• [Task requirements] Print all the records exactly, please.

***** Data for this exercise *****

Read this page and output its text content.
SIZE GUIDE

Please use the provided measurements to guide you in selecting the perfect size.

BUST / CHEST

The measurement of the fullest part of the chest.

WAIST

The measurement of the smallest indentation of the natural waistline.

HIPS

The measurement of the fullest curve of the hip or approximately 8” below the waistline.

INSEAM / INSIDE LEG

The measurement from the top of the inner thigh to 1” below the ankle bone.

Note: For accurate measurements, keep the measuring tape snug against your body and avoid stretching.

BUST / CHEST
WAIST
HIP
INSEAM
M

*****

• [Solved exercise]
Read this page and output its text content.
SIZE GUIDE

Please use the provided measurements to guide you in selecting the perfect size.

BUST / CHEST

The measurement of the fullest part of the chest.

WAIST

The measurement of the smallest indentation of the natural waistline.

HIPS

The measurement of the fullest curve of the hip or approximately 8” below the waistline.

INSEAM / INSIDE LEG

The measurement from the top of the inner thigh to 1” below the ankle bone.

Note: For accurate measurements, keep the measuring tape snug against your body and avoid stretching.

BUST / CHEST
WAIST
HIP
INSEAM
M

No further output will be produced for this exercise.